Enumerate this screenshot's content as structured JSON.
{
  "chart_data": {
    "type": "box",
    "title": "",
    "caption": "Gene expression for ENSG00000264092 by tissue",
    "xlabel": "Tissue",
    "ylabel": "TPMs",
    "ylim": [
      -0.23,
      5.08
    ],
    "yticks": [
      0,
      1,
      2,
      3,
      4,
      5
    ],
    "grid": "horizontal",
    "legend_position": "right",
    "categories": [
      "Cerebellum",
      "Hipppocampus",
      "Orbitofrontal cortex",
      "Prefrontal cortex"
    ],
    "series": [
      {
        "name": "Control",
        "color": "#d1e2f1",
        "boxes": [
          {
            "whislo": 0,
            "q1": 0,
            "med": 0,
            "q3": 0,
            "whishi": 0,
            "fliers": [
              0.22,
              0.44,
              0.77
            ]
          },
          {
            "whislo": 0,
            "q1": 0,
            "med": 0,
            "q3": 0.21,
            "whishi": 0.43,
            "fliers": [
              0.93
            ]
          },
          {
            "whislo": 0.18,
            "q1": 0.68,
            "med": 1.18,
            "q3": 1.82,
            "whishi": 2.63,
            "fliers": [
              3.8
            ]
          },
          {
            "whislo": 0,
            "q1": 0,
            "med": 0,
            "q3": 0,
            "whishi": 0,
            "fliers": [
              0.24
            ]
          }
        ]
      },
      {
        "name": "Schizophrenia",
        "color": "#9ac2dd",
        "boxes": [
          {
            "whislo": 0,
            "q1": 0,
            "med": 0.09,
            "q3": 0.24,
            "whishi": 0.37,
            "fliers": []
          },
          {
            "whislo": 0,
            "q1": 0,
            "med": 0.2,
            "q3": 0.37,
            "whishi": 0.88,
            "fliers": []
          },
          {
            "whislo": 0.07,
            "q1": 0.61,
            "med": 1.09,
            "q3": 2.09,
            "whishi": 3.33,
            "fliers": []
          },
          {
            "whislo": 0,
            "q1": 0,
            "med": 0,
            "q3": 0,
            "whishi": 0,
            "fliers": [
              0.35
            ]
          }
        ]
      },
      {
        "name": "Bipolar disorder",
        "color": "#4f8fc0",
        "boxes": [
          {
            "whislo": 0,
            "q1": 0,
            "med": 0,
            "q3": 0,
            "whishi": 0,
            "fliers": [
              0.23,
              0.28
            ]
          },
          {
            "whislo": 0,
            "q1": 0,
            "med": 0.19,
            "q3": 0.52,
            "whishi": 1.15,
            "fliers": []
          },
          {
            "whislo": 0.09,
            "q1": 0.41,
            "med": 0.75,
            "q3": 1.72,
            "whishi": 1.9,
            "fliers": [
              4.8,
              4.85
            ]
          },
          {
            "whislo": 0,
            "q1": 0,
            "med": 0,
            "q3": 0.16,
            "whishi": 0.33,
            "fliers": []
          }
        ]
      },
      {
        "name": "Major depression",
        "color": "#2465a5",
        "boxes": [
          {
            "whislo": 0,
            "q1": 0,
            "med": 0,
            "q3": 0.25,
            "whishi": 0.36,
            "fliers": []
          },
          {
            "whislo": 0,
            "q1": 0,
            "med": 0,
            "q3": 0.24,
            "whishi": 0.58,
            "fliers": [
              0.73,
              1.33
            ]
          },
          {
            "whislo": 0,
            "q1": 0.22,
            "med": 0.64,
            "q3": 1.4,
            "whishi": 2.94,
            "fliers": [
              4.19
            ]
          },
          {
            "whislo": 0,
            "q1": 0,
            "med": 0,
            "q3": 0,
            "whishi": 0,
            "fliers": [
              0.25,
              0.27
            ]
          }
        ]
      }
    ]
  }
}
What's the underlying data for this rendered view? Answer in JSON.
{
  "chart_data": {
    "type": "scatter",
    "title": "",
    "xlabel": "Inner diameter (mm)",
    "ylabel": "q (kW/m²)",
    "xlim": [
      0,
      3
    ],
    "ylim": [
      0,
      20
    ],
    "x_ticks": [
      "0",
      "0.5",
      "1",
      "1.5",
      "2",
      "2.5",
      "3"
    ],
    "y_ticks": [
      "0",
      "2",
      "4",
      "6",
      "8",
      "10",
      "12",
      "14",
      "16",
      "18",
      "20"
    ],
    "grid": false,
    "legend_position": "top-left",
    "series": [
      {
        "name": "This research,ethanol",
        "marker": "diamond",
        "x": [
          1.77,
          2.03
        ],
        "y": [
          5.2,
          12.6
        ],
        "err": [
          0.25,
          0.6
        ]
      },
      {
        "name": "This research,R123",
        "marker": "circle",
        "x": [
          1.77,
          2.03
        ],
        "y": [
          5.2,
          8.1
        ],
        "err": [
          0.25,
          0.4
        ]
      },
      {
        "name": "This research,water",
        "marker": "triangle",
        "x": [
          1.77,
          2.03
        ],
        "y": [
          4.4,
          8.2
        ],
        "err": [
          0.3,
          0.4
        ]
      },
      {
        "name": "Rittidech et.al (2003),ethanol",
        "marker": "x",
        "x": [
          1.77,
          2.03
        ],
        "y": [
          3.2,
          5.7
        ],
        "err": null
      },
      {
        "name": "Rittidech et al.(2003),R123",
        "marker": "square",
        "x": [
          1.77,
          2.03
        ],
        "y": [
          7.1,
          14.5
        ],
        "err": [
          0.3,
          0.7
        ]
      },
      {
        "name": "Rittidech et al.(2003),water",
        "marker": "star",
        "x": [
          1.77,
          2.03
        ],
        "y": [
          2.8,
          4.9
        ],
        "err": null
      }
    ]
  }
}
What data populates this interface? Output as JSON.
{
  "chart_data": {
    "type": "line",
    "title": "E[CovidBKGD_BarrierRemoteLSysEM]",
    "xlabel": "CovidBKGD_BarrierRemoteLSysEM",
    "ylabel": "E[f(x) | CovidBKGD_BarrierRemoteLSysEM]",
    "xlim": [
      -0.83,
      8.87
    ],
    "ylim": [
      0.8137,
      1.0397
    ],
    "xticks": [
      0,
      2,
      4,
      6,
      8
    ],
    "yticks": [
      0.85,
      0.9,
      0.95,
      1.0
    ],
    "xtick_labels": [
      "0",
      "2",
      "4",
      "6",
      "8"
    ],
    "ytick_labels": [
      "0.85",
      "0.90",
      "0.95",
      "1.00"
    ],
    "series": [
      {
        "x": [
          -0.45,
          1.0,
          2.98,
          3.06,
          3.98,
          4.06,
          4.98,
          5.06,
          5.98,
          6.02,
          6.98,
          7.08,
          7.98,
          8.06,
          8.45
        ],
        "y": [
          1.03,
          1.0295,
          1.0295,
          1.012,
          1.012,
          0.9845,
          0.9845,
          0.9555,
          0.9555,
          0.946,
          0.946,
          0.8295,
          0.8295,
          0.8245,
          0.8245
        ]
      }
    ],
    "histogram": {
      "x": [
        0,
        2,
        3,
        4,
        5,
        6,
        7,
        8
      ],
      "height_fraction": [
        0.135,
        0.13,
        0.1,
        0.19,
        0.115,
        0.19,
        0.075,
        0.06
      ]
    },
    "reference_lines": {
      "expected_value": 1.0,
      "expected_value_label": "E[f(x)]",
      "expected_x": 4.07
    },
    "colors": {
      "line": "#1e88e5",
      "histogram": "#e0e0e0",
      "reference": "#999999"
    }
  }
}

# Task directions
Extract every line above exactly as it stands.

# Expected answer
Enumerate this screenshot's content as structured JSON.
{
  "chart_data": {
    "type": "box",
    "title": "",
    "caption": "Gene expression for ENSG00000264092 by tissue",
    "xlabel": "Tissue",
    "ylabel": "TPMs",
    "ylim": [
      -0.23,
      5.08
    ],
    "yticks": [
      0,
      1,
      2,
      3,
      4,
      5
    ],
    "grid": "horizontal",
    "legend_position": "right",
    "categories": [
      "Cerebellum",
      "Hipppocampus",
      "Orbitofrontal cortex",
      "Prefrontal cortex"
    ],
    "series": [
      {
        "name": "Control",
        "color": "#d1e2f1",
        "boxes": [
          {
            "whislo": 0,
            "q1": 0,
            "med": 0,
            "q3": 0,
            "whishi": 0,
            "fliers": [
              0.22,
              0.44,
              0.77
            ]
          },
          {
            "whislo": 0,
            "q1": 0,
            "med": 0,
            "q3": 0.21,
            "whishi": 0.43,
            "fliers": [
              0.93
            ]
          },
          {
            "whislo": 0.18,
            "q1": 0.68,
            "med": 1.18,
            "q3": 1.82,
            "whishi": 2.63,
            "fliers": [
              3.8
            ]
          },
          {
            "whislo": 0,
            "q1": 0,
            "med": 0,
            "q3": 0,
            "whishi": 0,
            "fliers": [
              0.24
            ]
          }
        ]
      },
      {
        "name": "Schizophrenia",
        "color": "#9ac2dd",
        "boxes": [
          {
            "whislo": 0,
            "q1": 0,
            "med": 0.09,
            "q3": 0.24,
            "whishi": 0.37,
            "fliers": []
          },
          {
            "whislo": 0,
            "q1": 0,
            "med": 0.2,
            "q3": 0.37,
            "whishi": 0.88,
            "fliers": []
          },
          {
            "whislo": 0.07,
            "q1": 0.61,
            "med": 1.09,
            "q3": 2.09,
            "whishi": 3.33,
            "fliers": []
          },
          {
            "whislo": 0,
            "q1": 0,
            "med": 0,
            "q3": 0,
            "whishi": 0,
            "fliers": [
              0.35
            ]
          }
        ]
      },
      {
        "name": "Bipolar disorder",
        "color": "#4f8fc0",
        "boxes": [
          {
            "whislo": 0,
            "q1": 0,
            "med": 0,
            "q3": 0,
            "whishi": 0,
            "fliers": [
              0.23,
              0.28
            ]
          },
          {
            "whislo": 0,
            "q1": 0,
            "med": 0.19,
            "q3": 0.52,
            "whishi": 1.15,
            "fliers": []
          },
          {
            "whislo": 0.09,
            "q1": 0.41,
            "med": 0.75,
            "q3": 1.72,
            "whishi": 1.9,
            "fliers": [
              4.8,
              4.85
            ]
          },
          {
            "whislo": 0,
            "q1": 0,
            "med": 0,
            "q3": 0.16,
            "whishi": 0.33,
            "fliers": []
          }
        ]
      },
      {
        "name": "Major depression",
        "color": "#2465a5",
        "boxes": [
          {
            "whislo": 0,
            "q1": 0,
            "med": 0,
            "q3": 0.25,
            "whishi": 0.36,
            "fliers": []
          },
          {
            "whislo": 0,
            "q1": 0,
            "med": 0,
            "q3": 0.24,
            "whishi": 0.58,
            "fliers": [
              0.73,
              1.33
            ]
          },
          {
            "whislo": 0,
            "q1": 0.22,
            "med": 0.64,
            "q3": 1.4,
            "whishi": 2.94,
            "fliers": [
              4.19
            ]
          },
          {
            "whislo": 0,
            "q1": 0,
            "med": 0,
            "q3": 0,
            "whishi": 0,
            "fliers": [
              0.25,
              0.27
            ]
          }
        ]
      }
    ]
  }
}
What's the underlying data for this rendered view? Answer in JSON.
{
  "chart_data": {
    "type": "scatter",
    "title": "",
    "xlabel": "Inner diameter (mm)",
    "ylabel": "q (kW/m²)",
    "xlim": [
      0,
      3
    ],
    "ylim": [
      0,
      20
    ],
    "x_ticks": [
      "0",
      "0.5",
      "1",
      "1.5",
      "2",
      "2.5",
      "3"
    ],
    "y_ticks": [
      "0",
      "2",
      "4",
      "6",
      "8",
      "10",
      "12",
      "14",
      "16",
      "18",
      "20"
    ],
    "grid": false,
    "legend_position": "top-left",
    "series": [
      {
        "name": "This research,ethanol",
        "marker": "diamond",
        "x": [
          1.77,
          2.03
        ],
        "y": [
          5.2,
          12.6
        ],
        "err": [
          0.25,
          0.6
        ]
      },
      {
        "name": "This research,R123",
        "marker": "circle",
        "x": [
          1.77,
          2.03
        ],
        "y": [
          5.2,
          8.1
        ],
        "err": [
          0.25,
          0.4
        ]
      },
      {
        "name": "This research,water",
        "marker": "triangle",
        "x": [
          1.77,
          2.03
        ],
        "y": [
          4.4,
          8.2
        ],
        "err": [
          0.3,
          0.4
        ]
      },
      {
        "name": "Rittidech et.al (2003),ethanol",
        "marker": "x",
        "x": [
          1.77,
          2.03
        ],
        "y": [
          3.2,
          5.7
        ],
        "err": null
      },
      {
        "name": "Rittidech et al.(2003),R123",
        "marker": "square",
        "x": [
          1.77,
          2.03
        ],
        "y": [
          7.1,
          14.5
        ],
        "err": [
          0.3,
          0.7
        ]
      },
      {
        "name": "Rittidech et al.(2003),water",
        "marker": "star",
        "x": [
          1.77,
          2.03
        ],
        "y": [
          2.8,
          4.9
        ],
        "err": null
      }
    ]
  }
}
What data populates this interface? Output as JSON.
{
  "chart_data": {
    "type": "line",
    "title": "E[CovidBKGD_BarrierRemoteLSysEM]",
    "xlabel": "CovidBKGD_BarrierRemoteLSysEM",
    "ylabel": "E[f(x) | CovidBKGD_BarrierRemoteLSysEM]",
    "xlim": [
      -0.83,
      8.87
    ],
    "ylim": [
      0.8137,
      1.0397
    ],
    "xticks": [
      0,
      2,
      4,
      6,
      8
    ],
    "yticks": [
      0.85,
      0.9,
      0.95,
      1.0
    ],
    "xtick_labels": [
      "0",
      "2",
      "4",
      "6",
      "8"
    ],
    "ytick_labels": [
      "0.85",
      "0.90",
      "0.95",
      "1.00"
    ],
    "series": [
      {
        "x": [
          -0.45,
          1.0,
          2.98,
          3.06,
          3.98,
          4.06,
          4.98,
          5.06,
          5.98,
          6.02,
          6.98,
          7.08,
          7.98,
          8.06,
          8.45
        ],
        "y": [
          1.03,
          1.0295,
          1.0295,
          1.012,
          1.012,
          0.9845,
          0.9845,
          0.9555,
          0.9555,
          0.946,
          0.946,
          0.8295,
          0.8295,
          0.8245,
          0.8245
        ]
      }
    ],
    "histogram": {
      "x": [
        0,
        2,
        3,
        4,
        5,
        6,
        7,
        8
      ],
      "height_fraction": [
        0.135,
        0.13,
        0.1,
        0.19,
        0.115,
        0.19,
        0.075,
        0.06
      ]
    },
    "reference_lines": {
      "expected_value": 1.0,
      "expected_value_label": "E[f(x)]",
      "expected_x": 4.07
    },
    "colors": {
      "line": "#1e88e5",
      "histogram": "#e0e0e0",
      "reference": "#999999"
    }
  }
}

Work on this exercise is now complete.